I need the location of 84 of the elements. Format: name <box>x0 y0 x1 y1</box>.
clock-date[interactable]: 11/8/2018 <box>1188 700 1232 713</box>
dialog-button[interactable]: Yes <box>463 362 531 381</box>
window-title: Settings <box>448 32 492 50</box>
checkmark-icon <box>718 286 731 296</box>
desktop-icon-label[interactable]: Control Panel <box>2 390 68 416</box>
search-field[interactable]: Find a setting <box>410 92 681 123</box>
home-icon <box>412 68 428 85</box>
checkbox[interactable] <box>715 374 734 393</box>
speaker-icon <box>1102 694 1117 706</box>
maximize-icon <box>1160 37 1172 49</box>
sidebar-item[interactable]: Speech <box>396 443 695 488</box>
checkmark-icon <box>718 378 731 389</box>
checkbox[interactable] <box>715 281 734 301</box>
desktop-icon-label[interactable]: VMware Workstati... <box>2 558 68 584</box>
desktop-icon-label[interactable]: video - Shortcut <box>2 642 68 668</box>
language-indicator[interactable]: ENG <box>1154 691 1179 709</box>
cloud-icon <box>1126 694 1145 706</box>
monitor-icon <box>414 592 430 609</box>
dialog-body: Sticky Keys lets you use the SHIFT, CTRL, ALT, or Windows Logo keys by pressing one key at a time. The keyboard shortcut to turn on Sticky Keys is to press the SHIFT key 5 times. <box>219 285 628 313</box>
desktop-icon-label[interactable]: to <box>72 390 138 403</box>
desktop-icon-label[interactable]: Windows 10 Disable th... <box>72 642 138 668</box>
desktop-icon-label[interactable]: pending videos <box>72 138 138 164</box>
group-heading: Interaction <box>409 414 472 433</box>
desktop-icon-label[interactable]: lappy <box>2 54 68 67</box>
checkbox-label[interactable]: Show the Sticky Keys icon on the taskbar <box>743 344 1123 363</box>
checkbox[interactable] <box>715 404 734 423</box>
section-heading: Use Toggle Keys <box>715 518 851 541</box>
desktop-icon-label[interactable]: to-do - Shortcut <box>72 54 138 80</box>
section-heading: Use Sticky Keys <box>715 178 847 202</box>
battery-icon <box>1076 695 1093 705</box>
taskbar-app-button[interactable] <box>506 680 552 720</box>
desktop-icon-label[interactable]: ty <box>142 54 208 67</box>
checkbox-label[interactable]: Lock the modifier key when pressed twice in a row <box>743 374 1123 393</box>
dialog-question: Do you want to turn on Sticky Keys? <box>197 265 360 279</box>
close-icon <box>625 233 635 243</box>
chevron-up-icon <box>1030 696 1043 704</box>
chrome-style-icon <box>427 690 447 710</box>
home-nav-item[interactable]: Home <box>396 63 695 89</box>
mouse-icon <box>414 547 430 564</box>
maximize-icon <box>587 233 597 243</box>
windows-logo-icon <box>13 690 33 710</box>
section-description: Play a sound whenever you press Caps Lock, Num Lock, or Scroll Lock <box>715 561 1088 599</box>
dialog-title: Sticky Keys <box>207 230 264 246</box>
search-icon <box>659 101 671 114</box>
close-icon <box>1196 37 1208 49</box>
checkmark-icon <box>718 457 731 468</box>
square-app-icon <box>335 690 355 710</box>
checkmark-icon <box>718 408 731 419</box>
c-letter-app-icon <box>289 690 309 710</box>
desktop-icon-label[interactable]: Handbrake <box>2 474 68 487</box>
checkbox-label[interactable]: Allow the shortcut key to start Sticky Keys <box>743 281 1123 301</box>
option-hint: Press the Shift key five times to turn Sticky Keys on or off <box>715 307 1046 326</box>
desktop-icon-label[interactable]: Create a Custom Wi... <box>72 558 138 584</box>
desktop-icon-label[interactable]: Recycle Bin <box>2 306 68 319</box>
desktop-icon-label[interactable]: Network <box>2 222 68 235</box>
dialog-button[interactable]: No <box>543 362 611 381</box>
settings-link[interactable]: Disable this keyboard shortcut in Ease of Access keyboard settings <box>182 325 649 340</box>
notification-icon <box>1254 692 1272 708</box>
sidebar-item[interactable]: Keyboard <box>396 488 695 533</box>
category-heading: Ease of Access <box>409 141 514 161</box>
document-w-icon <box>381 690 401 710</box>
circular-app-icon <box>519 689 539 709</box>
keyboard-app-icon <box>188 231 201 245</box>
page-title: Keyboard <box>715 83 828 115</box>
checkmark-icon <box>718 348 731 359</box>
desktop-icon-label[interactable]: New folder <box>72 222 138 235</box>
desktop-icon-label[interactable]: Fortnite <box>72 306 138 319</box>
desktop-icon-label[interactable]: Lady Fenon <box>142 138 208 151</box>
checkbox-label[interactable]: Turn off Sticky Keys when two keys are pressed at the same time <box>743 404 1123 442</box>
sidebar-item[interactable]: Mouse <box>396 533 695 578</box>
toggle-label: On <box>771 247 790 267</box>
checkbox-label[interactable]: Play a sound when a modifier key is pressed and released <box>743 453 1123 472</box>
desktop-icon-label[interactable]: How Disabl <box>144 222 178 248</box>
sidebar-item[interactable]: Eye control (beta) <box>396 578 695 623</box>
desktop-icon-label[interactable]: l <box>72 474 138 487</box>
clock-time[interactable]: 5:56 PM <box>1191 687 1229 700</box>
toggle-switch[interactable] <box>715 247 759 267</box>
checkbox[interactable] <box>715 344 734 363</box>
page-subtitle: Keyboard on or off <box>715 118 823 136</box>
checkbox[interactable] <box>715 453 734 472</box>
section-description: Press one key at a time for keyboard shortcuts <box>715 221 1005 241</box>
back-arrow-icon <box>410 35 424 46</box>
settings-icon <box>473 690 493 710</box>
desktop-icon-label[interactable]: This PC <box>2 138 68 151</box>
::::
**Aim**
Rewrite all of the lines above, substituting "Filter Keys" for "Sticky Keys" wherever it occurs and keeping everything else unchanged.

**Response**
I need the location of 84 of the elements. Format: name <box>x0 y0 x1 y1</box>.
clock-date[interactable]: 11/8/2018 <box>1188 700 1232 713</box>
dialog-button[interactable]: Yes <box>463 362 531 381</box>
window-title: Settings <box>448 32 492 50</box>
checkmark-icon <box>718 286 731 296</box>
desktop-icon-label[interactable]: Control Panel <box>2 390 68 416</box>
search-field[interactable]: Find a setting <box>410 92 681 123</box>
home-icon <box>412 68 428 85</box>
checkbox[interactable] <box>715 374 734 393</box>
speaker-icon <box>1102 694 1117 706</box>
maximize-icon <box>1160 37 1172 49</box>
sidebar-item[interactable]: Speech <box>396 443 695 488</box>
checkmark-icon <box>718 378 731 389</box>
checkbox[interactable] <box>715 281 734 301</box>
desktop-icon-label[interactable]: VMware Workstati... <box>2 558 68 584</box>
desktop-icon-label[interactable]: video - Shortcut <box>2 642 68 668</box>
language-indicator[interactable]: ENG <box>1154 691 1179 709</box>
cloud-icon <box>1126 694 1145 706</box>
monitor-icon <box>414 592 430 609</box>
dialog-body: Filter Keys lets you use the SHIFT, CTRL, ALT, or Windows Logo keys by pressing one key at a time. The keyboard shortcut to turn on Filter Keys is to press the SHIFT key 5 times. <box>219 285 628 313</box>
desktop-icon-label[interactable]: to <box>72 390 138 403</box>
desktop-icon-label[interactable]: Windows 10 Disable th... <box>72 642 138 668</box>
desktop-icon-label[interactable]: pending videos <box>72 138 138 164</box>
group-heading: Interaction <box>409 414 472 433</box>
desktop-icon-label[interactable]: lappy <box>2 54 68 67</box>
checkbox-label[interactable]: Show the Filter Keys icon on the taskbar <box>743 344 1123 363</box>
checkbox[interactable] <box>715 404 734 423</box>
section-heading: Use Toggle Keys <box>715 518 851 541</box>
desktop-icon-label[interactable]: to-do - Shortcut <box>72 54 138 80</box>
section-heading: Use Filter Keys <box>715 178 847 202</box>
battery-icon <box>1076 695 1093 705</box>
taskbar-app-button[interactable] <box>506 680 552 720</box>
desktop-icon-label[interactable]: ty <box>142 54 208 67</box>
checkbox-label[interactable]: Lock the modifier key when pressed twice in a row <box>743 374 1123 393</box>
dialog-question: Do you want to turn on Filter Keys? <box>197 265 360 279</box>
close-icon <box>625 233 635 243</box>
chevron-up-icon <box>1030 696 1043 704</box>
chrome-style-icon <box>427 690 447 710</box>
home-nav-item[interactable]: Home <box>396 63 695 89</box>
mouse-icon <box>414 547 430 564</box>
maximize-icon <box>587 233 597 243</box>
windows-logo-icon <box>13 690 33 710</box>
section-description: Play a sound whenever you press Caps Lock, Num Lock, or Scroll Lock <box>715 561 1088 599</box>
dialog-title: Filter Keys <box>207 230 264 246</box>
search-icon <box>659 101 671 114</box>
close-icon <box>1196 37 1208 49</box>
checkmark-icon <box>718 457 731 468</box>
square-app-icon <box>335 690 355 710</box>
checkmark-icon <box>718 408 731 419</box>
c-letter-app-icon <box>289 690 309 710</box>
desktop-icon-label[interactable]: Handbrake <box>2 474 68 487</box>
checkbox-label[interactable]: Allow the shortcut key to start Filter Keys <box>743 281 1123 301</box>
option-hint: Press the Shift key five times to turn Filter Keys on or off <box>715 307 1046 326</box>
desktop-icon-label[interactable]: Create a Custom Wi... <box>72 558 138 584</box>
desktop-icon-label[interactable]: Recycle Bin <box>2 306 68 319</box>
desktop-icon-label[interactable]: Network <box>2 222 68 235</box>
dialog-button[interactable]: No <box>543 362 611 381</box>
settings-link[interactable]: Disable this keyboard shortcut in Ease of Access keyboard settings <box>182 325 649 340</box>
notification-icon <box>1254 692 1272 708</box>
sidebar-item[interactable]: Keyboard <box>396 488 695 533</box>
category-heading: Ease of Access <box>409 141 514 161</box>
document-w-icon <box>381 690 401 710</box>
circular-app-icon <box>519 689 539 709</box>
keyboard-app-icon <box>188 231 201 245</box>
page-title: Keyboard <box>715 83 828 115</box>
checkmark-icon <box>718 348 731 359</box>
desktop-icon-label[interactable]: New folder <box>72 222 138 235</box>
desktop-icon-label[interactable]: Fortnite <box>72 306 138 319</box>
desktop-icon-label[interactable]: Lady Fenon <box>142 138 208 151</box>
checkbox-label[interactable]: Turn off Filter Keys when two keys are pressed at the same time <box>743 404 1123 442</box>
sidebar-item[interactable]: Mouse <box>396 533 695 578</box>
toggle-label: On <box>771 247 790 267</box>
checkbox-label[interactable]: Play a sound when a modifier key is pressed and released <box>743 453 1123 472</box>
desktop-icon-label[interactable]: How Disabl <box>144 222 178 248</box>
sidebar-item[interactable]: Eye control (beta) <box>396 578 695 623</box>
desktop-icon-label[interactable]: l <box>72 474 138 487</box>
clock-time[interactable]: 5:56 PM <box>1191 687 1229 700</box>
toggle-switch[interactable] <box>715 247 759 267</box>
checkbox[interactable] <box>715 344 734 363</box>
page-subtitle: Keyboard on or off <box>715 118 823 136</box>
checkbox[interactable] <box>715 453 734 472</box>
section-description: Press one key at a time for keyboard shortcuts <box>715 221 1005 241</box>
back-arrow-icon <box>410 35 424 46</box>
settings-icon <box>473 690 493 710</box>
desktop-icon-label[interactable]: This PC <box>2 138 68 151</box>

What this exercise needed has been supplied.